Records from a dataset
▬▬▬▬▬▬▬▬▬▬
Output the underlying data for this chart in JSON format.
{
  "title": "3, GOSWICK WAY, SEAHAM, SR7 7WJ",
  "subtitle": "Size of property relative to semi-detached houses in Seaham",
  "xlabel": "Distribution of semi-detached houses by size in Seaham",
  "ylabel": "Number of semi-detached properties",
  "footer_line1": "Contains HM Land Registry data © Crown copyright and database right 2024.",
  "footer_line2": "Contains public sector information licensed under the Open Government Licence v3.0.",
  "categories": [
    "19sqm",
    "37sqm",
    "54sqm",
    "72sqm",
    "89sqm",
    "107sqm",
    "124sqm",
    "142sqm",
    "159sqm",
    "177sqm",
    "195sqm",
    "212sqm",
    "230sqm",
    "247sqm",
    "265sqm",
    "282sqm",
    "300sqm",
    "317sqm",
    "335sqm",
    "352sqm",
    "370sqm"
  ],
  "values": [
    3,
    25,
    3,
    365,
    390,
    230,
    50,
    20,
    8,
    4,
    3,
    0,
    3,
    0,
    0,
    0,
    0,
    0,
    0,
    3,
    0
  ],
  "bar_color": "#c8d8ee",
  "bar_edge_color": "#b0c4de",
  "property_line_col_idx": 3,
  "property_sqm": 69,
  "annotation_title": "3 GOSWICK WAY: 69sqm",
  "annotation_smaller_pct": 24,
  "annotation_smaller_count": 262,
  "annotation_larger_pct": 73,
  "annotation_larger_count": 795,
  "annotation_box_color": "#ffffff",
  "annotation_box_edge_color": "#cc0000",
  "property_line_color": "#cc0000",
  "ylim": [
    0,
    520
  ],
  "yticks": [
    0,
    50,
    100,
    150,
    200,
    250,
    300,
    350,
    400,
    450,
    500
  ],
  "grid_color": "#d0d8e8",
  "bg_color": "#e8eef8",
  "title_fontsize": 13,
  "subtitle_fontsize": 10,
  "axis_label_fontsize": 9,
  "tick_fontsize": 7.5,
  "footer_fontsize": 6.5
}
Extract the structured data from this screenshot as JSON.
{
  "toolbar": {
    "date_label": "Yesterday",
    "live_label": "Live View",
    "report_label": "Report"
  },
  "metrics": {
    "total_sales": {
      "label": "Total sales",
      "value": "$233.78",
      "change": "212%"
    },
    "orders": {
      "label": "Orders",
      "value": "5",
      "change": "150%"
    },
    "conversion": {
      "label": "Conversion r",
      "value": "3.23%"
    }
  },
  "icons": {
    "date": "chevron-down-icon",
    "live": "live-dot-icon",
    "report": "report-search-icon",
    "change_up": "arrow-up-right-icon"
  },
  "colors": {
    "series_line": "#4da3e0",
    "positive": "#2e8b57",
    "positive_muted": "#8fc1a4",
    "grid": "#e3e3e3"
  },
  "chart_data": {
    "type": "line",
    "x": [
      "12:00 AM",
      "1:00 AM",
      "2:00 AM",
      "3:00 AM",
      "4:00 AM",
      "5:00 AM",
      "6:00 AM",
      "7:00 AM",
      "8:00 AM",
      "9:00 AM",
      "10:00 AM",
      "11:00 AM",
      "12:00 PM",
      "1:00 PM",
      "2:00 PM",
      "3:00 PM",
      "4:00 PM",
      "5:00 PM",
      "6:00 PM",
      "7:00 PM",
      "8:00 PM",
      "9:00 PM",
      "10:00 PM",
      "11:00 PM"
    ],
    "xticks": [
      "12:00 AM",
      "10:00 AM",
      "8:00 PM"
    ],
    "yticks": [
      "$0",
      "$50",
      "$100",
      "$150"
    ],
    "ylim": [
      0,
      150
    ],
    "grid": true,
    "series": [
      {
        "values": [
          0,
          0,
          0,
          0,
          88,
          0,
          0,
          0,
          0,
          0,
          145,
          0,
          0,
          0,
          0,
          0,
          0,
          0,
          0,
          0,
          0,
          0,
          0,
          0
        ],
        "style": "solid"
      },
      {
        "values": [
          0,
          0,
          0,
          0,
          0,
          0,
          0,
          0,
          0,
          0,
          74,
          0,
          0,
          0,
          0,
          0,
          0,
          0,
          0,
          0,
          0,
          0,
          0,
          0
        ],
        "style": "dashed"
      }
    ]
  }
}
▬▬▬▬▬▬▬▬▬▬
Copy down the material exactly as written.

Output the underlying data for this chart in JSON format.
{
  "title": "3, GOSWICK WAY, SEAHAM, SR7 7WJ",
  "subtitle": "Size of property relative to semi-detached houses in Seaham",
  "xlabel": "Distribution of semi-detached houses by size in Seaham",
  "ylabel": "Number of semi-detached properties",
  "footer_line1": "Contains HM Land Registry data © Crown copyright and database right 2024.",
  "footer_line2": "Contains public sector information licensed under the Open Government Licence v3.0.",
  "categories": [
    "19sqm",
    "37sqm",
    "54sqm",
    "72sqm",
    "89sqm",
    "107sqm",
    "124sqm",
    "142sqm",
    "159sqm",
    "177sqm",
    "195sqm",
    "212sqm",
    "230sqm",
    "247sqm",
    "265sqm",
    "282sqm",
    "300sqm",
    "317sqm",
    "335sqm",
    "352sqm",
    "370sqm"
  ],
  "values": [
    3,
    25,
    3,
    365,
    390,
    230,
    50,
    20,
    8,
    4,
    3,
    0,
    3,
    0,
    0,
    0,
    0,
    0,
    0,
    3,
    0
  ],
  "bar_color": "#c8d8ee",
  "bar_edge_color": "#b0c4de",
  "property_line_col_idx": 3,
  "property_sqm": 69,
  "annotation_title": "3 GOSWICK WAY: 69sqm",
  "annotation_smaller_pct": 24,
  "annotation_smaller_count": 262,
  "annotation_larger_pct": 73,
  "annotation_larger_count": 795,
  "annotation_box_color": "#ffffff",
  "annotation_box_edge_color": "#cc0000",
  "property_line_color": "#cc0000",
  "ylim": [
    0,
    520
  ],
  "yticks": [
    0,
    50,
    100,
    150,
    200,
    250,
    300,
    350,
    400,
    450,
    500
  ],
  "grid_color": "#d0d8e8",
  "bg_color": "#e8eef8",
  "title_fontsize": 13,
  "subtitle_fontsize": 10,
  "axis_label_fontsize": 9,
  "tick_fontsize": 7.5,
  "footer_fontsize": 6.5
}
Extract the structured data from this screenshot as JSON.
{
  "toolbar": {
    "date_label": "Yesterday",
    "live_label": "Live View",
    "report_label": "Report"
  },
  "metrics": {
    "total_sales": {
      "label": "Total sales",
      "value": "$233.78",
      "change": "212%"
    },
    "orders": {
      "label": "Orders",
      "value": "5",
      "change": "150%"
    },
    "conversion": {
      "label": "Conversion r",
      "value": "3.23%"
    }
  },
  "icons": {
    "date": "chevron-down-icon",
    "live": "live-dot-icon",
    "report": "report-search-icon",
    "change_up": "arrow-up-right-icon"
  },
  "colors": {
    "series_line": "#4da3e0",
    "positive": "#2e8b57",
    "positive_muted": "#8fc1a4",
    "grid": "#e3e3e3"
  },
  "chart_data": {
    "type": "line",
    "x": [
      "12:00 AM",
      "1:00 AM",
      "2:00 AM",
      "3:00 AM",
      "4:00 AM",
      "5:00 AM",
      "6:00 AM",
      "7:00 AM",
      "8:00 AM",
      "9:00 AM",
      "10:00 AM",
      "11:00 AM",
      "12:00 PM",
      "1:00 PM",
      "2:00 PM",
      "3:00 PM",
      "4:00 PM",
      "5:00 PM",
      "6:00 PM",
      "7:00 PM",
      "8:00 PM",
      "9:00 PM",
      "10:00 PM",
      "11:00 PM"
    ],
    "xticks": [
      "12:00 AM",
      "10:00 AM",
      "8:00 PM"
    ],
    "yticks": [
      "$0",
      "$50",
      "$100",
      "$150"
    ],
    "ylim": [
      0,
      150
    ],
    "grid": true,
    "series": [
      {
        "values": [
          0,
          0,
          0,
          0,
          88,
          0,
          0,
          0,
          0,
          0,
          145,
          0,
          0,
          0,
          0,
          0,
          0,
          0,
          0,
          0,
          0,
          0,
          0,
          0
        ],
        "style": "solid"
      },
      {
        "values": [
          0,
          0,
          0,
          0,
          0,
          0,
          0,
          0,
          0,
          0,
          74,
          0,
          0,
          0,
          0,
          0,
          0,
          0,
          0,
          0,
          0,
          0,
          0,
          0
        ],
        "style": "dashed"
      }
    ]
  }
}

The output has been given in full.